WHAT YOU WILL DO » Wherever a line below holds the word "生产经营", copy that line.

Dataset excerpt »
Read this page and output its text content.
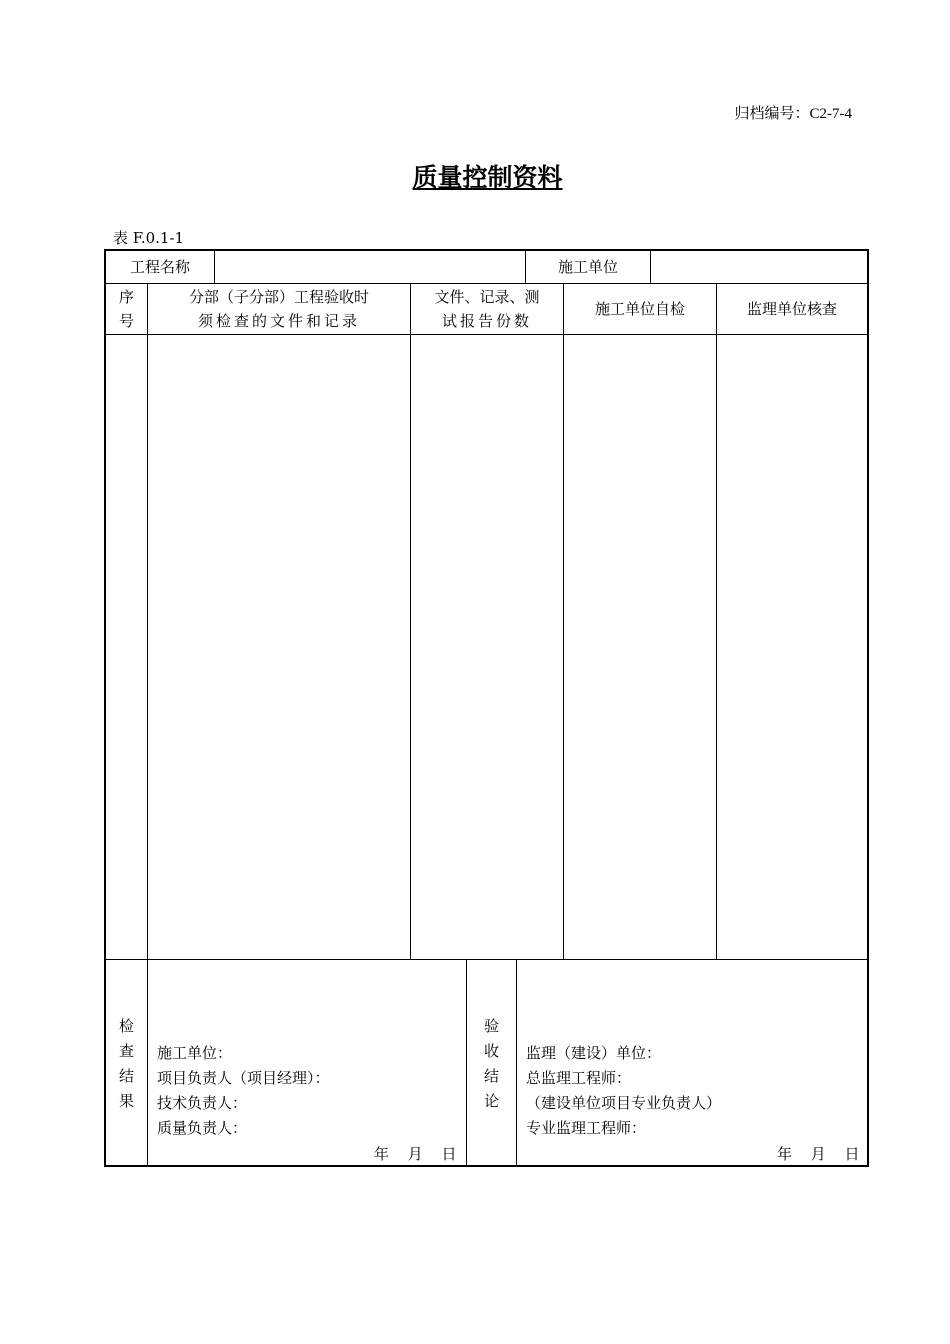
归档编号：C2-7-4
质量控制资料
表 F.0.1-1
工程名称	施工单位
序
号
分部（子分部）工程验收时
须检查的文件和记录
文件、记录、测
试报告份数
施工单位自检	监理单位核查
检
查
结
果
施工单位：
项目负责人（项目经理）：
技术负责人：
质量负责人：
年 月 日
验
收
结
论
监理（建设）单位：
总监理工程师：
（建设单位项目专业负责人）
专业监理工程师：
年 月 日
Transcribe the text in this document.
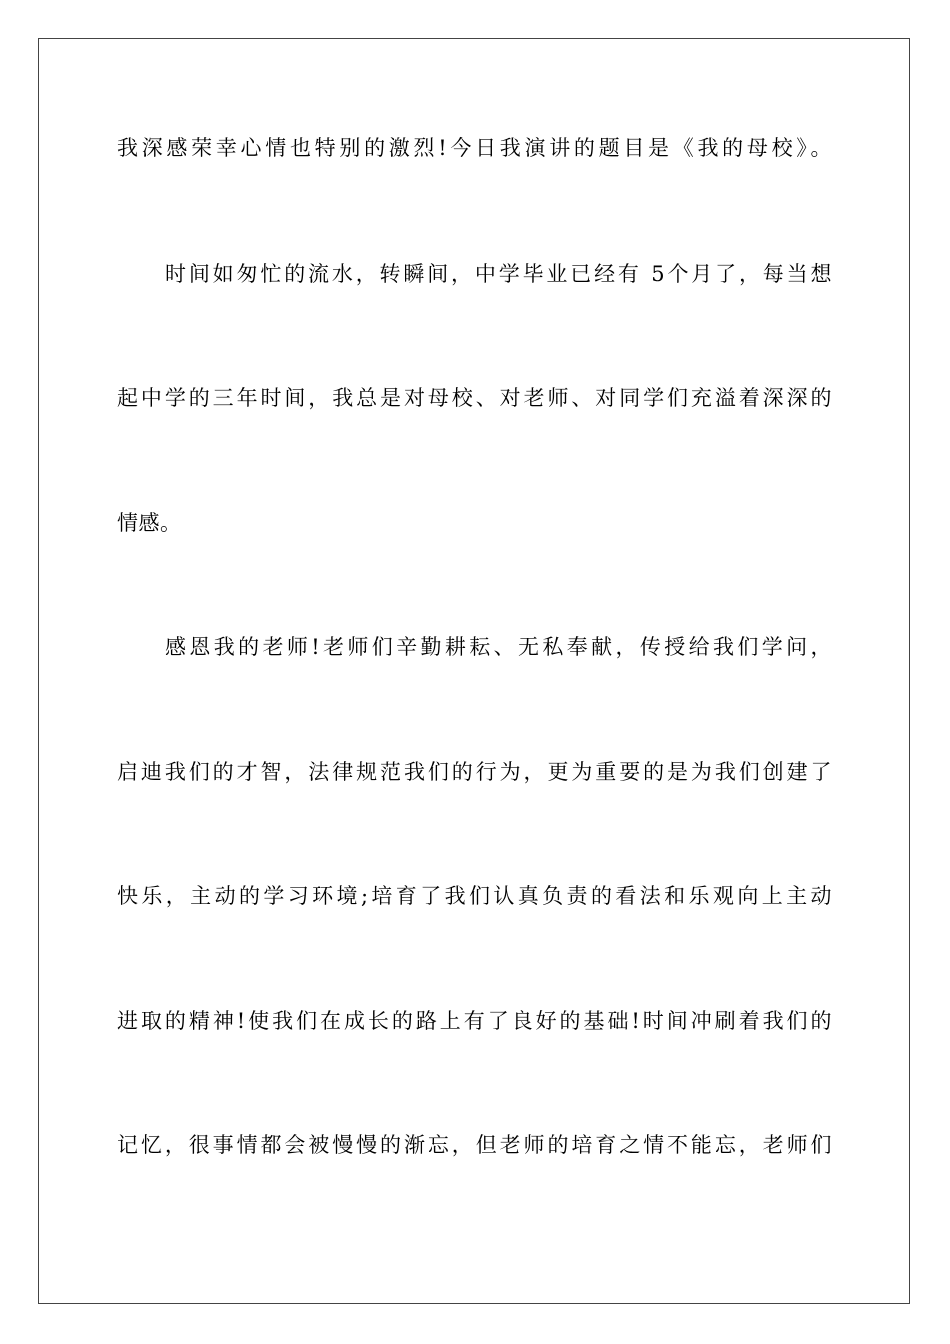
我深感荣幸心情也特别的激烈!今日我演讲的题目是《我的母校》。
时间如匆忙的流水，转瞬间，中学毕业已经有 5个月了，每当想
起中学的三年时间，我总是对母校、对老师、对同学们充溢着深深的
情感。
感恩我的老师!老师们辛勤耕耘、无私奉献，传授给我们学问，
启迪我们的才智，法律规范我们的行为，更为重要的是为我们创建了
快乐，主动的学习环境;培育了我们认真负责的看法和乐观向上主动
进取的精神!使我们在成长的路上有了良好的基础!时间冲刷着我们的
记忆，很事情都会被慢慢的渐忘，但老师的培育之情不能忘，老师们
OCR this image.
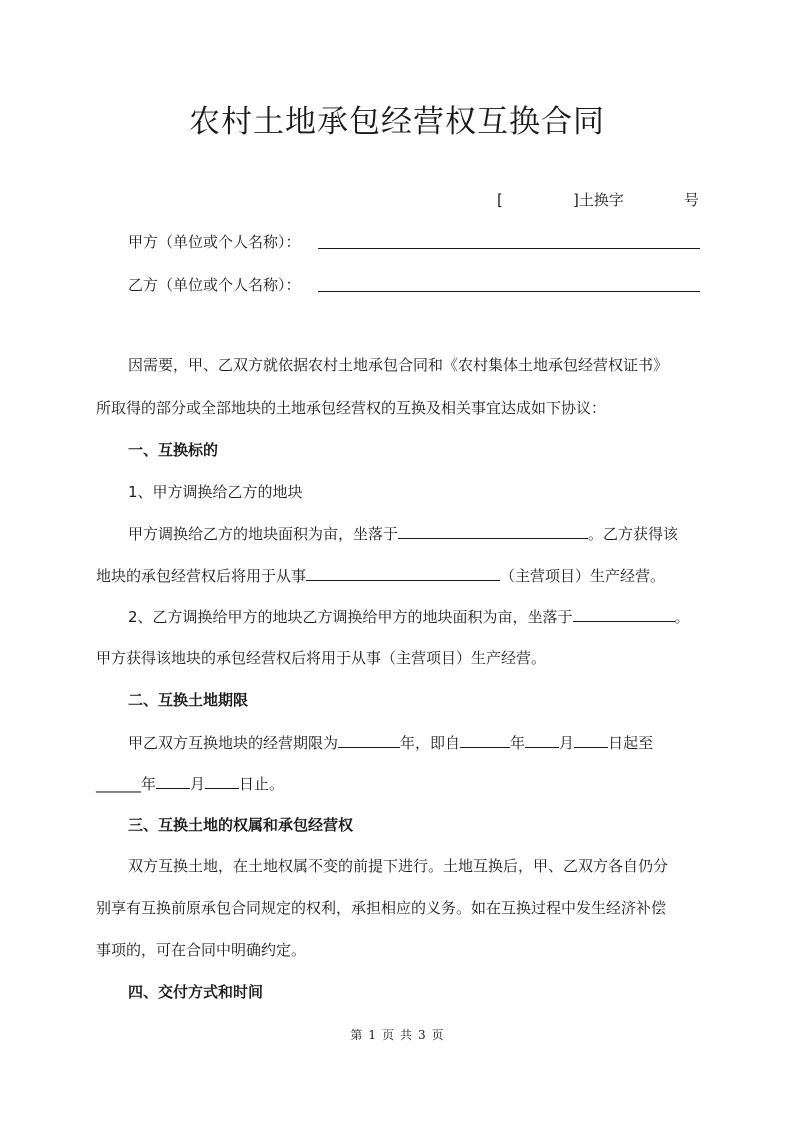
农村土地承包经营权互换合同
[	]土换字	号
甲方（单位或个人名称）：
乙方（单位或个人名称）：
因需要，甲、乙双方就依据农村土地承包合同和《农村集体土地承包经营权证书》
所取得的部分或全部地块的土地承包经营权的互换及相关事宜达成如下协议：
一、互换标的
1、甲方调换给乙方的地块
甲方调换给乙方的地块面积为亩，坐落于	。乙方获得该
地块的承包经营权后将用于从事	（主营项目）生产经营。
2、乙方调换给甲方的地块乙方调换给甲方的地块面积为亩，坐落于	。
甲方获得该地块的承包经营权后将用于从事（主营项目）生产经营。
二、互换土地期限
甲乙双方互换地块的经营期限为	年，即自	年 月 日起至
______年 月 日止。
三、互换土地的权属和承包经营权
双方互换土地，在土地权属不变的前提下进行。土地互换后，甲、乙双方各自仍分
别享有互换前原承包合同规定的权利，承担相应的义务。如在互换过程中发生经济补偿
事项的，可在合同中明确约定。
四、交付方式和时间
第 1 页 共 3 页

TASK OUTPUT »
地块的承包经营权后将用于从事	（主营项目）生产经营。
甲方获得该地块的承包经营权后将用于从事（主营项目）生产经营。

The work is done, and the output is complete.